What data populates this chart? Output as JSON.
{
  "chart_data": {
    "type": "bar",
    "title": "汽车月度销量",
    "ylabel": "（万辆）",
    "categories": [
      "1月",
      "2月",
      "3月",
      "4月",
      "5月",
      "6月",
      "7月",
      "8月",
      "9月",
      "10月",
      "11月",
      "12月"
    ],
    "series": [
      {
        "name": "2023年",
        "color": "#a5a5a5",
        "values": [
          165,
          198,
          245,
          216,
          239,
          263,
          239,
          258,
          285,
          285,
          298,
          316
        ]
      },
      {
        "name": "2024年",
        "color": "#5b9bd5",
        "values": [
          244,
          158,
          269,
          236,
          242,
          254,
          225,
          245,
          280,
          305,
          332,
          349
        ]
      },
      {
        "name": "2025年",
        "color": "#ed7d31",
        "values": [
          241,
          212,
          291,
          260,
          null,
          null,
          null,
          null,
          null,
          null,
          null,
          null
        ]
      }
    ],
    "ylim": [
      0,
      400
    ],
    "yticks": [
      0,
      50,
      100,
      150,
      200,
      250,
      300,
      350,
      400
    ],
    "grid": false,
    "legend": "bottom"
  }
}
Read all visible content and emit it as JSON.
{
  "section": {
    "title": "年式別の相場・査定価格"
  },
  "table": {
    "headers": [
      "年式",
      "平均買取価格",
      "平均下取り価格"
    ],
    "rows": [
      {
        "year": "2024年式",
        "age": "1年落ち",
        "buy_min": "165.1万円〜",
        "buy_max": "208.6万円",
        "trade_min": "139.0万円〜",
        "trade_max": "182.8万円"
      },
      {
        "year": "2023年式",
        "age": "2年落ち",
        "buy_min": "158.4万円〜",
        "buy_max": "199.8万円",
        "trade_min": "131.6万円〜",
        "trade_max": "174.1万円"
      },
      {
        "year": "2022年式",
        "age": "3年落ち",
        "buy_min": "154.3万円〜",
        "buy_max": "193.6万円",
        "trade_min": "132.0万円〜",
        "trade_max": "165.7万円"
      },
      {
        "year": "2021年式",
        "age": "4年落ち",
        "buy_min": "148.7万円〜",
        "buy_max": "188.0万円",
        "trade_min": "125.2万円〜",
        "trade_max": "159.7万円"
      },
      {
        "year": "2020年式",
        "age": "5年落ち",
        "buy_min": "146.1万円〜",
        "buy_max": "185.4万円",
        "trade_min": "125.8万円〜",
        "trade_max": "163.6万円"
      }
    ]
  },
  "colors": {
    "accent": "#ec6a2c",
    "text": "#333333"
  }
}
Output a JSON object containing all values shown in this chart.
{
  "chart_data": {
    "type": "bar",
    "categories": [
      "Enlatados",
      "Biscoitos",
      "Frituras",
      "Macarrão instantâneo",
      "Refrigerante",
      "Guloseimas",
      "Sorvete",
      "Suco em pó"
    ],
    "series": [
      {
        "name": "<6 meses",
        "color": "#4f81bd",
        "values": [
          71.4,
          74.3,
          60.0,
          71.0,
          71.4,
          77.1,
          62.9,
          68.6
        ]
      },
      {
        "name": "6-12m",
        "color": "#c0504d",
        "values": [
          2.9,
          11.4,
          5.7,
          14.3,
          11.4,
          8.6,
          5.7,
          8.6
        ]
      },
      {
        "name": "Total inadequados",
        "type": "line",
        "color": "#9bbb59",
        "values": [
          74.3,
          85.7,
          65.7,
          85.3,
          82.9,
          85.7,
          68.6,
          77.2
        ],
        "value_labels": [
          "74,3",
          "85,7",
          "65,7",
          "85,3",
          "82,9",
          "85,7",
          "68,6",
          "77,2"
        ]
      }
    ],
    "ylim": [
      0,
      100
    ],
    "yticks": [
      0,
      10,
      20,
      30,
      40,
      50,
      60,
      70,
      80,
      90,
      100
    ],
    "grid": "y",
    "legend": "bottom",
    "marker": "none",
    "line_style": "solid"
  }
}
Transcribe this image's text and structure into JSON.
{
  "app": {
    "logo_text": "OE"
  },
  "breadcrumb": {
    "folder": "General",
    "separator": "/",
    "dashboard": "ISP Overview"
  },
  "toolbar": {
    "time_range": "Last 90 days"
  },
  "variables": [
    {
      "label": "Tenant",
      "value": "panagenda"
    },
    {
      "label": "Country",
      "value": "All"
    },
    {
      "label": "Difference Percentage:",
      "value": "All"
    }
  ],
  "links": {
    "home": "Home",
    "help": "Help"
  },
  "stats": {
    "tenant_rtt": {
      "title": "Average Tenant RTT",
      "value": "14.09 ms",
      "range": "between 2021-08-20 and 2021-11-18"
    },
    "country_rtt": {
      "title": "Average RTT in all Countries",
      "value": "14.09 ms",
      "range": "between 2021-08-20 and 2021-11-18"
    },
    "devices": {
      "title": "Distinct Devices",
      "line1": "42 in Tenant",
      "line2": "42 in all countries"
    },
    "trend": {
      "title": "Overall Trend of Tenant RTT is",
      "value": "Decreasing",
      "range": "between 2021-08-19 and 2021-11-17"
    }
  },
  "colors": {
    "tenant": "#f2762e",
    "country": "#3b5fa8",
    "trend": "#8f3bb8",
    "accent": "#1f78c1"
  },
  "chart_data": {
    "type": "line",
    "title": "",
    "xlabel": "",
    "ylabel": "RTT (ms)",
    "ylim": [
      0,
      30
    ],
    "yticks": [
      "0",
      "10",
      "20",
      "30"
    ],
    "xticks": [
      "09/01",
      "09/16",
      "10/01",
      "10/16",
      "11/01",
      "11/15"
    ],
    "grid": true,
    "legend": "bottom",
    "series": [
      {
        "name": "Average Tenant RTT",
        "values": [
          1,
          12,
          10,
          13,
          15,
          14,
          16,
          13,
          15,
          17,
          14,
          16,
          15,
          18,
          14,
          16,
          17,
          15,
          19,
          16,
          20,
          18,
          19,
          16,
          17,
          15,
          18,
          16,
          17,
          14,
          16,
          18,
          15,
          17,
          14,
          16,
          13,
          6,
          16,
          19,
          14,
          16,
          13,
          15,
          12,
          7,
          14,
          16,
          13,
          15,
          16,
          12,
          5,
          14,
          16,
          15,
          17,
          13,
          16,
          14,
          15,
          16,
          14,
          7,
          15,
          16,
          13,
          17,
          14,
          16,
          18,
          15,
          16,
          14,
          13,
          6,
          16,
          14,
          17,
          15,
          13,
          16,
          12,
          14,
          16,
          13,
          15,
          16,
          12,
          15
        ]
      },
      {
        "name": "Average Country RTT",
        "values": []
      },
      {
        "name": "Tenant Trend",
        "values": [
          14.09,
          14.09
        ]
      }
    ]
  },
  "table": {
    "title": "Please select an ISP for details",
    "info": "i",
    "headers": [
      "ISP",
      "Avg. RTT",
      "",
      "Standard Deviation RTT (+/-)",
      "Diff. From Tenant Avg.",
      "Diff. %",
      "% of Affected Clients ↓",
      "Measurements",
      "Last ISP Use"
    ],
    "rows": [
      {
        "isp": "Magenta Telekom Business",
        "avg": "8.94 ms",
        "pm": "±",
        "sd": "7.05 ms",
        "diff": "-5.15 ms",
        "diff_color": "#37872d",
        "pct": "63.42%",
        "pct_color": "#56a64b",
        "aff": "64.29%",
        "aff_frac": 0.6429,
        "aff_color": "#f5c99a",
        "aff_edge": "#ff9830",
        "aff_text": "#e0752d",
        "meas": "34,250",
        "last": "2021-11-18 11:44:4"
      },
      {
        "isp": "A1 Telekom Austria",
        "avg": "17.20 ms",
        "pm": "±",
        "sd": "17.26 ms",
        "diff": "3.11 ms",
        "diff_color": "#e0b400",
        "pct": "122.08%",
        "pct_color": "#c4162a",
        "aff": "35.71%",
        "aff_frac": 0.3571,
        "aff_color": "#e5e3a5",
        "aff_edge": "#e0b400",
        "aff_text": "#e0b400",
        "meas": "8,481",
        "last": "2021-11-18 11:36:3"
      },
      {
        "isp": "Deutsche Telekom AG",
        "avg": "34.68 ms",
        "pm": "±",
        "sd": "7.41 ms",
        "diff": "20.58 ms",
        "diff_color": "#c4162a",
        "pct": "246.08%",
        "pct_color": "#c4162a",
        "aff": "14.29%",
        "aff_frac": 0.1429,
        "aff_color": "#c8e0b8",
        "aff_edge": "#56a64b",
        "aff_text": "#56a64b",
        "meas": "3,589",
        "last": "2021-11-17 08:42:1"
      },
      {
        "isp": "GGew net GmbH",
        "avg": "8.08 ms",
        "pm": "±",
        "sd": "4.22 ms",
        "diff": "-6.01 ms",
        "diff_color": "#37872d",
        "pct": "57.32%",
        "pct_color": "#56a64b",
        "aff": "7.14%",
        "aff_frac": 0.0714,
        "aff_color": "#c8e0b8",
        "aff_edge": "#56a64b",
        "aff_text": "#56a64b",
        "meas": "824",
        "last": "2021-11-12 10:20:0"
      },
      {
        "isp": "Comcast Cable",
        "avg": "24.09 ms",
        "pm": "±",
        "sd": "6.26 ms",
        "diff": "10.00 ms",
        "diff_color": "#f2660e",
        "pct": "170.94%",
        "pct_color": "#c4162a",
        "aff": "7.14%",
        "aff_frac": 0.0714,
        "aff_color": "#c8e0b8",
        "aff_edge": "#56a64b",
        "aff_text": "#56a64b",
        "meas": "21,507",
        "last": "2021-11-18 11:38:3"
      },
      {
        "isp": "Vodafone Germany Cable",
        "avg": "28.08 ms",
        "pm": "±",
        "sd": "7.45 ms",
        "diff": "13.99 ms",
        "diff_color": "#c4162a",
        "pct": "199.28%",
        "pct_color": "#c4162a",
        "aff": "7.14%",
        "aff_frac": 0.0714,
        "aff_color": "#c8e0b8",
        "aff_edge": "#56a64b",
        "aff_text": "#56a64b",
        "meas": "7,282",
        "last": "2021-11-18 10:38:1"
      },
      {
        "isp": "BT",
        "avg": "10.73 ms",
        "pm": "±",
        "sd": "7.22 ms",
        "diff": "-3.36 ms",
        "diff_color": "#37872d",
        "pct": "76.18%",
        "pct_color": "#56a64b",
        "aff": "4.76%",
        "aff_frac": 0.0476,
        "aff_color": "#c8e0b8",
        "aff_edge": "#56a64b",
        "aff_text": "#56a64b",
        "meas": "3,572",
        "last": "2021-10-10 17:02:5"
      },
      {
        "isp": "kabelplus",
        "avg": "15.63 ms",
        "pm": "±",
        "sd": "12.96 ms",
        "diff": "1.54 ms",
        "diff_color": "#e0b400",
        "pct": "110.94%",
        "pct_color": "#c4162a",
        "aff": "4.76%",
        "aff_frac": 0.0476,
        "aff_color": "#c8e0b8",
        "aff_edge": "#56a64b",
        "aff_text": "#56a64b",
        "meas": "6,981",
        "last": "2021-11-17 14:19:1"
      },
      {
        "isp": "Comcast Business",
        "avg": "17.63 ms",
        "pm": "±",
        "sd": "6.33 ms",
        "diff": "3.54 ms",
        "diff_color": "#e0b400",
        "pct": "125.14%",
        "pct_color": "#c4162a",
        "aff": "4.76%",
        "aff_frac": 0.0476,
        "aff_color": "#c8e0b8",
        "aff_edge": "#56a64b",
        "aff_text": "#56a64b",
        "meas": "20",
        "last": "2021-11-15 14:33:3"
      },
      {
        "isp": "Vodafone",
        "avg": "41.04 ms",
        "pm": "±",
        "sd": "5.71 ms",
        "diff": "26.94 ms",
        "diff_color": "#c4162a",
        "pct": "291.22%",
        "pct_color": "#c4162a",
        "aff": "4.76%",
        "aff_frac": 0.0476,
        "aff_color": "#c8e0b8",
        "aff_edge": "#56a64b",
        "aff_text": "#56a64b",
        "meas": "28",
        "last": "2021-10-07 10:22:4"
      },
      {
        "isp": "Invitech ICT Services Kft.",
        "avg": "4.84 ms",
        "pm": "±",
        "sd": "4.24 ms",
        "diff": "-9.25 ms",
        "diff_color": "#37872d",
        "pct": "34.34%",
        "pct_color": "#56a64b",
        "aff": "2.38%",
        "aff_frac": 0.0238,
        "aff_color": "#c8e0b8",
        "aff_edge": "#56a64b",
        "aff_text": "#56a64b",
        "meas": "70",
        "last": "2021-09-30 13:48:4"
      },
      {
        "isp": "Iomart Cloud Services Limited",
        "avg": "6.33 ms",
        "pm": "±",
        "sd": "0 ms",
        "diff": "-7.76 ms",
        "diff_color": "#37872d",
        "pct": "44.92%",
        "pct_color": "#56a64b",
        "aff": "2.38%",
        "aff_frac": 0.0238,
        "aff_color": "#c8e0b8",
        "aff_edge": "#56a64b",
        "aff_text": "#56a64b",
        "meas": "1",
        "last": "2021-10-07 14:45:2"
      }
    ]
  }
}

******

▸ SET EXERCISE: Within the material above, find the lines that contain the word "name"; copy them.

▸ RESPONSE TO THE TASK:
        "name": "2023年",
        "name": "2024年",
        "name": "2025年",
        "name": "<6 meses",
        "name": "6-12m",
        "name": "Total inadequados",
        "name": "Average Tenant RTT",
        "name": "Average Country RTT",
        "name": "Tenant Trend",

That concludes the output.